>> Start DATA IN THIS EXERCISE
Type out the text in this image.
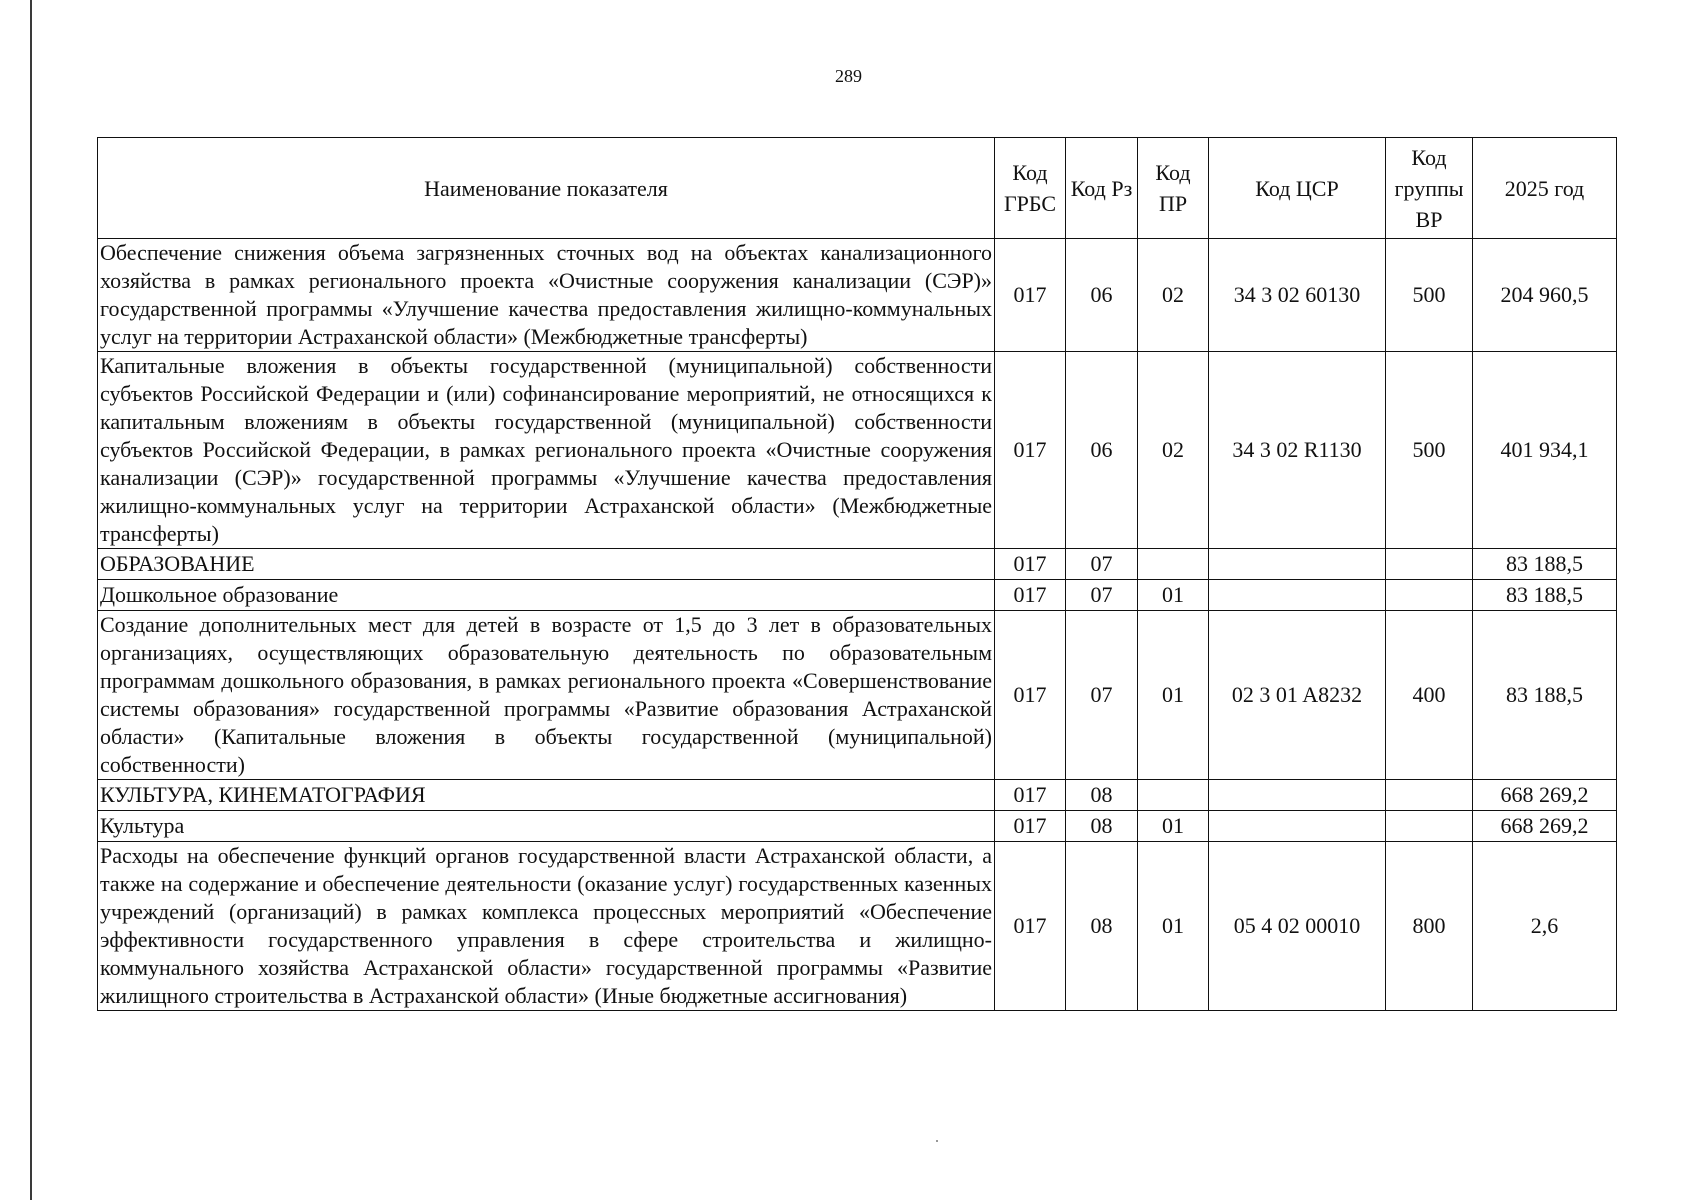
289
Наименование показателя	Код ГРБС	Код Рз	Код ПР	Код ЦСР	Код группы ВР	2025 год
Обеспечение снижения объема загрязненных сточных вод на объектах канализационного хозяйства в рамках регионального проекта «Очистные сооружения канализации (СЭР)» государственной программы «Улучшение качества предоставления жилищно-коммунальных услуг на территории Астраханской области» (Межбюджетные трансферты)	017	06	02	34 3 02 60130	500	204 960,5
Капитальные вложения в объекты государственной (муниципальной) собственности субъектов Российской Федерации и (или) софинансирование мероприятий, не относящихся к капитальным вложениям в объекты государственной (муниципальной) собственности субъектов Российской Федерации, в рамках регионального проекта «Очистные сооружения канализации (СЭР)» государственной программы «Улучшение качества предоставления жилищно-коммунальных услуг на территории Астраханской области» (Межбюджетные трансферты)	017	06	02	34 3 02 R1130	500	401 934,1
ОБРАЗОВАНИЕ	017	07				83 188,5
Дошкольное образование	017	07	01			83 188,5
Создание дополнительных мест для детей в возрасте от 1,5 до 3 лет в образовательных организациях, осуществляющих образовательную деятельность по образовательным программам дошкольного образования, в рамках регионального проекта «Совершенствование системы образования» государственной программы «Развитие образования Астраханской области» (Капитальные вложения в объекты государственной (муниципальной) собственности)	017	07	01	02 3 01 A8232	400	83 188,5
КУЛЬТУРА, КИНЕМАТОГРАФИЯ	017	08				668 269,2
Культура	017	08	01			668 269,2
Расходы на обеспечение функций органов государственной власти Астраханской области, а также на содержание и обеспечение деятельности (оказание услуг) государственных казенных учреждений (организаций) в рамках комплекса процессных мероприятий «Обеспечение эффективности государственного управления в сфере строительства и жилищно-коммунального хозяйства Астраханской области» государственной программы «Развитие жилищного строительства в Астраханской области» (Иные бюджетные ассигнования)	017	08	01	05 4 02 00010	800	2,6
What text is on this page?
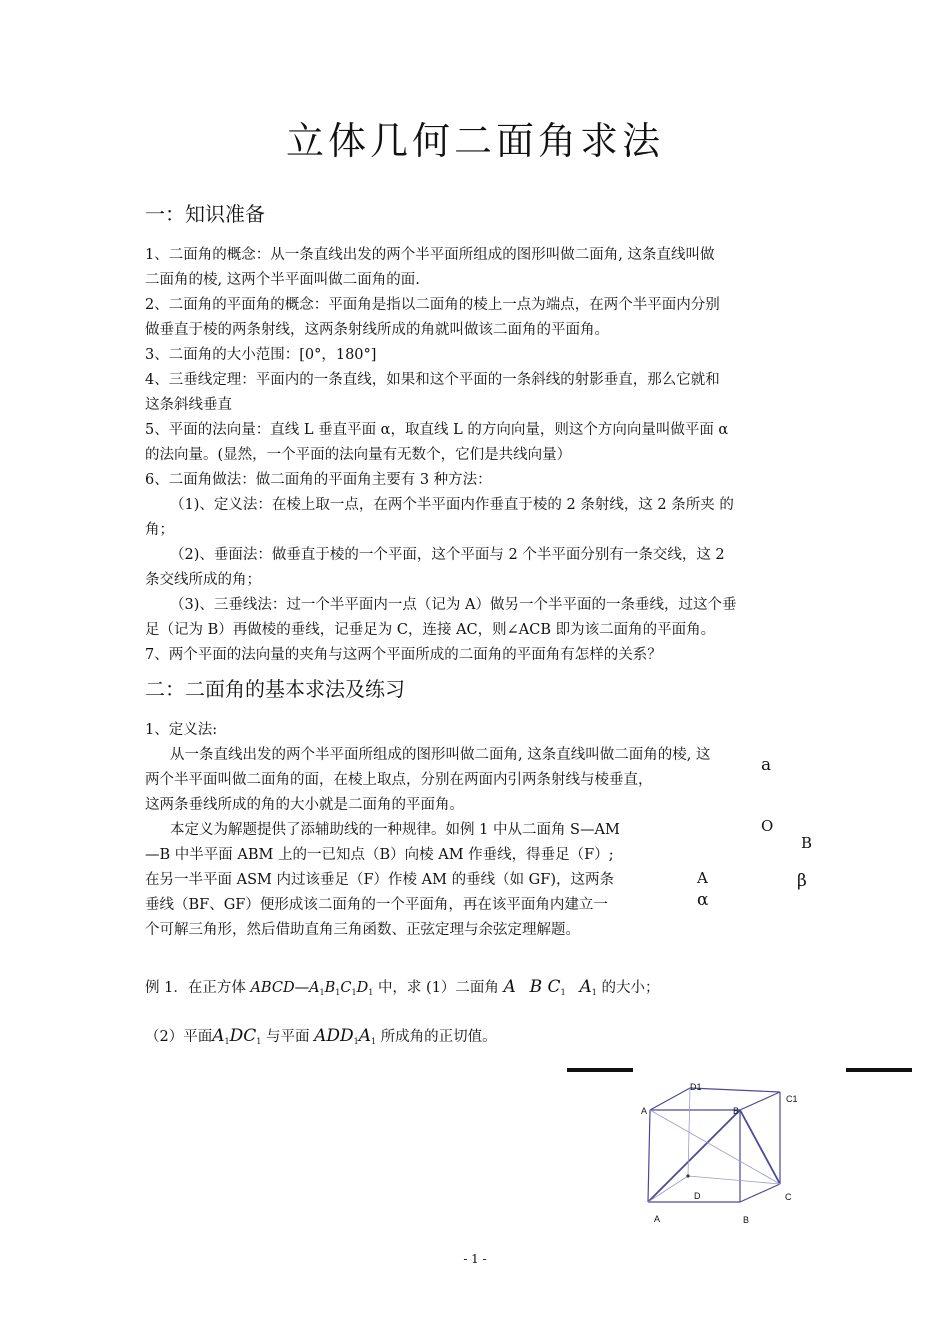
立体几何二面角求法
一：知识准备
1、二面角的概念：从一条直线出发的两个半平面所组成的图形叫做二面角, 这条直线叫做
二面角的棱, 这两个半平面叫做二面角的面.
2、二面角的平面角的概念：平面角是指以二面角的棱上一点为端点，在两个半平面内分别
做垂直于棱的两条射线，这两条射线所成的角就叫做该二面角的平面角。
3、二面角的大小范围：[0°，180°]
4、三垂线定理：平面内的一条直线，如果和这个平面的一条斜线的射影垂直，那么它就和
这条斜线垂直
5、平面的法向量：直线 L 垂直平面 α，取直线 L 的方向向量，则这个方向向量叫做平面 α
的法向量。(显然，一个平面的法向量有无数个，它们是共线向量）
6、二面角做法：做二面角的平面角主要有 3 种方法：
（1)、定义法：在棱上取一点，在两个半平面内作垂直于棱的 2 条射线，这 2 条所夹 的
角；
（2)、垂面法：做垂直于棱的一个平面，这个平面与 2 个半平面分别有一条交线，这 2
条交线所成的角；
（3)、三垂线法：过一个半平面内一点（记为 A）做另一个半平面的一条垂线，过这个垂
足（记为 B）再做棱的垂线，记垂足为 C，连接 AC，则∠ACB 即为该二面角的平面角。
7、两个平面的法向量的夹角与这两个平面所成的二面角的平面角有怎样的关系？
二：二面角的基本求法及练习
1、定义法:
从一条直线出发的两个半平面所组成的图形叫做二面角, 这条直线叫做二面角的棱, 这
两个半平面叫做二面角的面，在棱上取点，分别在两面内引两条射线与棱垂直，
这两条垂线所成的角的大小就是二面角的平面角。
本定义为解题提供了添辅助线的一种规律。如例 1 中从二面角 S—AM
—B 中半平面 ABM 上的一已知点（B）向棱 AM 作垂线，得垂足（F）;
在另一半平面 ASM 内过该垂足（F）作棱 AM 的垂线（如 GF)，这两条
垂线（BF、GF）便形成该二面角的一个平面角，再在该平面角内建立一
个可解三角形，然后借助直角三角函数、正弦定理与余弦定理解题。
a
O
B
A	β
α
例 1．在正方体 $ABCD—A_1B_1C_1D_1$ 中，求 (1）二面角 A B $C_1$ $A_1$ 的大小；
（2）平面$A_1DC_1$ 与平面 $ADD_1A_1$ 所成角的正切值。
D1
C1
A	B
D	C
A	B
- 1 -
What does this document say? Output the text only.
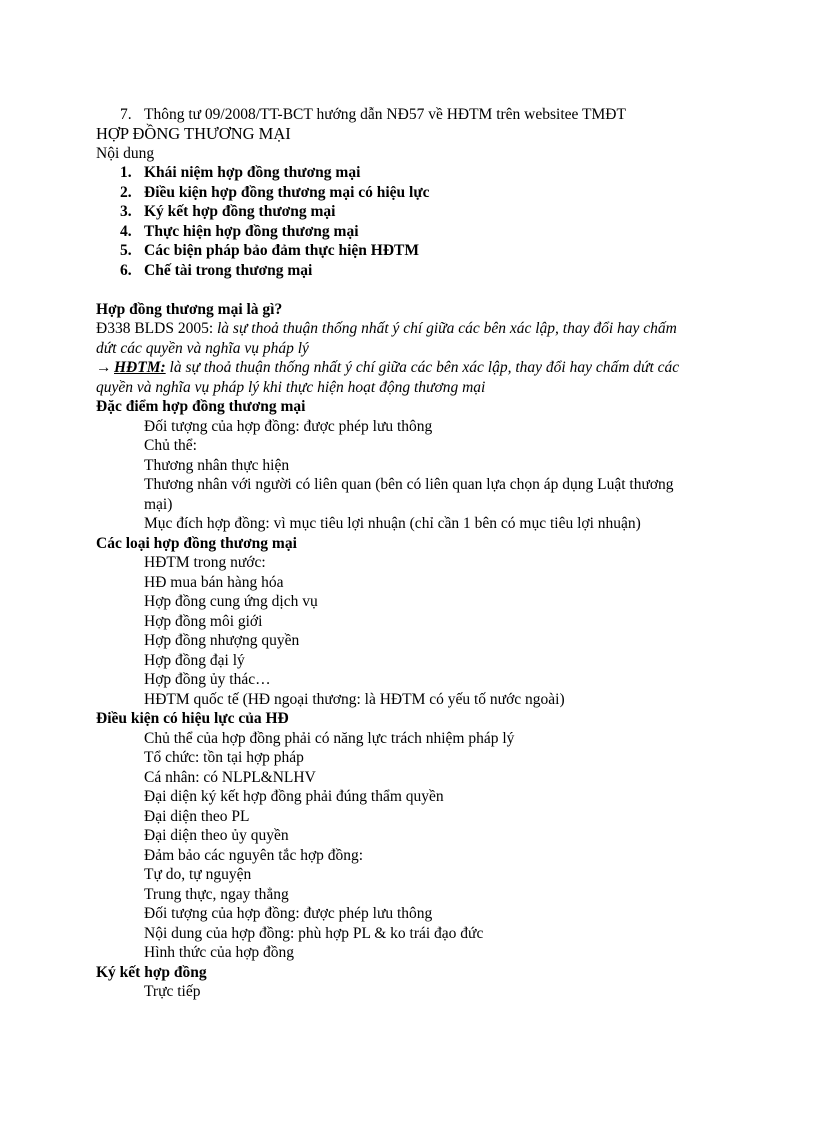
7. Thông tư 09/2008/TT-BCT hướng dẫn NĐ57 về HĐTM trên websitee TMĐT
HỢP ĐỒNG THƯƠNG MẠI
Nội dung
1. Khái niệm hợp đồng thương mại
2. Điều kiện hợp đồng thương mại có hiệu lực
3. Ký kết hợp đồng thương mại
4. Thực hiện hợp đồng thương mại
5. Các biện pháp bảo đảm thực hiện HĐTM
6. Chế tài trong thương mại
Hợp đồng thương mại là gì?
Đ338 BLDS 2005: là sự thoả thuận thống nhất ý chí giữa các bên xác lập, thay đổi hay chấm
dứt các quyền và nghĩa vụ pháp lý
→ HĐTM: là sự thoả thuận thống nhất ý chí giữa các bên xác lập, thay đổi hay chấm dứt các
quyền và nghĩa vụ pháp lý khi thực hiện hoạt động thương mại
Đặc điểm hợp đồng thương mại
Đối tượng của hợp đồng: được phép lưu thông
Chủ thể:
Thương nhân thực hiện
Thương nhân với người có liên quan (bên có liên quan lựa chọn áp dụng Luật thương
mại)
Mục đích hợp đồng: vì mục tiêu lợi nhuận (chỉ cần 1 bên có mục tiêu lợi nhuận)
Các loại hợp đồng thương mại
HĐTM trong nước:
HĐ mua bán hàng hóa
Hợp đồng cung ứng dịch vụ
Hợp đồng môi giới
Hợp đồng nhượng quyền
Hợp đồng đại lý
Hợp đồng ủy thác…
HĐTM quốc tế (HĐ ngoại thương: là HĐTM có yếu tố nước ngoài)
Điều kiện có hiệu lực của HĐ
Chủ thể của hợp đồng phải có năng lực trách nhiệm pháp lý
Tổ chức: tồn tại hợp pháp
Cá nhân: có NLPL&NLHV
Đại diện ký kết hợp đồng phải đúng thẩm quyền
Đại diện theo PL
Đại diện theo ủy quyền
Đảm bảo các nguyên tắc hợp đồng:
Tự do, tự nguyện
Trung thực, ngay thẳng
Đối tượng của hợp đồng: được phép lưu thông
Nội dung của hợp đồng: phù hợp PL & ko trái đạo đức
Hình thức của hợp đồng
Ký kết hợp đồng
Trực tiếp
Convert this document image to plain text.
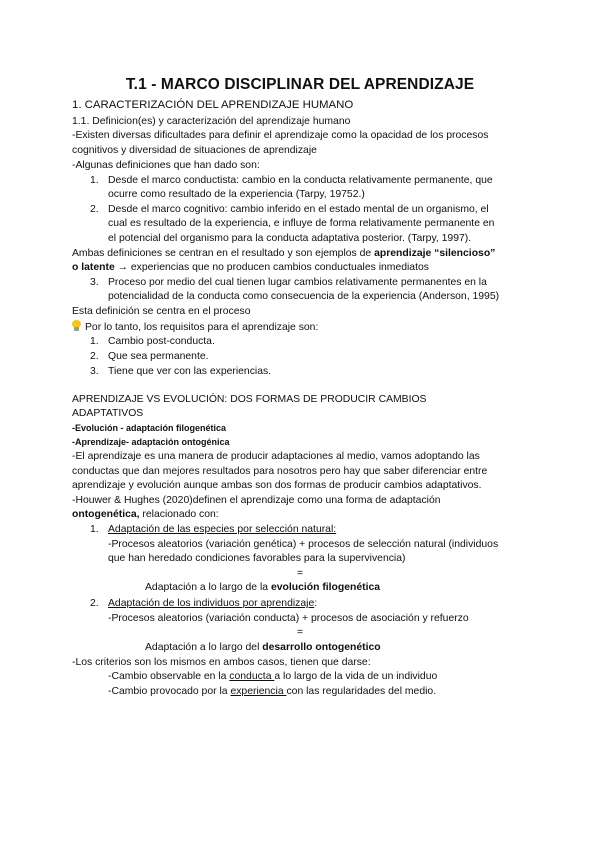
T.1 - MARCO DISCIPLINAR DEL APRENDIZAJE
1. CARACTERIZACIÓN DEL APRENDIZAJE HUMANO
1.1. Definicion(es) y caracterización del aprendizaje humano
-Existen diversas dificultades para definir el aprendizaje como la opacidad de los procesos
cognitivos y diversidad de situaciones de aprendizaje
-Algunas definiciones que han dado son:
1. Desde el marco conductista: cambio en la conducta relativamente permanente, que
ocurre como resultado de la experiencia (Tarpy, 19752.)
2. Desde el marco cognitivo: cambio inferido en el estado mental de un organismo, el
cual es resultado de la experiencia, e influye de forma relativamente permanente en
el potencial del organismo para la conducta adaptativa posterior. (Tarpy, 1997).
Ambas definiciones se centran en el resultado y son ejemplos de aprendizaje “silencioso”
o latente → experiencias que no producen cambios conductuales inmediatos
3. Proceso por medio del cual tienen lugar cambios relativamente permanentes en la
potencialidad de la conducta como consecuencia de la experiencia (Anderson, 1995)
Esta definición se centra en el proceso
Por lo tanto, los requisitos para el aprendizaje son:
1. Cambio post-conducta.
2. Que sea permanente.
3. Tiene que ver con las experiencias.
APRENDIZAJE VS EVOLUCIÓN: DOS FORMAS DE PRODUCIR CAMBIOS
ADAPTATIVOS
-Evolución - adaptación filogenética
-Aprendizaje- adaptación ontogénica
-El aprendizaje es una manera de producir adaptaciones al medio, vamos adoptando las
conductas que dan mejores resultados para nosotros pero hay que saber diferenciar entre
aprendizaje y evolución aunque ambas son dos formas de producir cambios adaptativos.
-Houwer & Hughes (2020)definen el aprendizaje como una forma de adaptación
ontogenética, relacionado con:
1. Adaptación de las especies por selección natural:
-Procesos aleatorios (variación genética) + procesos de selección natural (individuos
que han heredado condiciones favorables para la supervivencia)
=
Adaptación a lo largo de la evolución filogenética
2. Adaptación de los individuos por aprendizaje:
-Procesos aleatorios (variación conducta) + procesos de asociación y refuerzo
=
Adaptación a lo largo del desarrollo ontogenético
-Los criterios son los mismos en ambos casos, tienen que darse:
-Cambio observable en la conducta a lo largo de la vida de un individuo
-Cambio provocado por la experiencia con las regularidades del medio.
>> End DATA IN THIS EXERCISE
WHAT YOU SHOULD DO: Give only the number of lines in the preceding material that contain the string "cual".

SOLUTION FOR THIS TASK: 2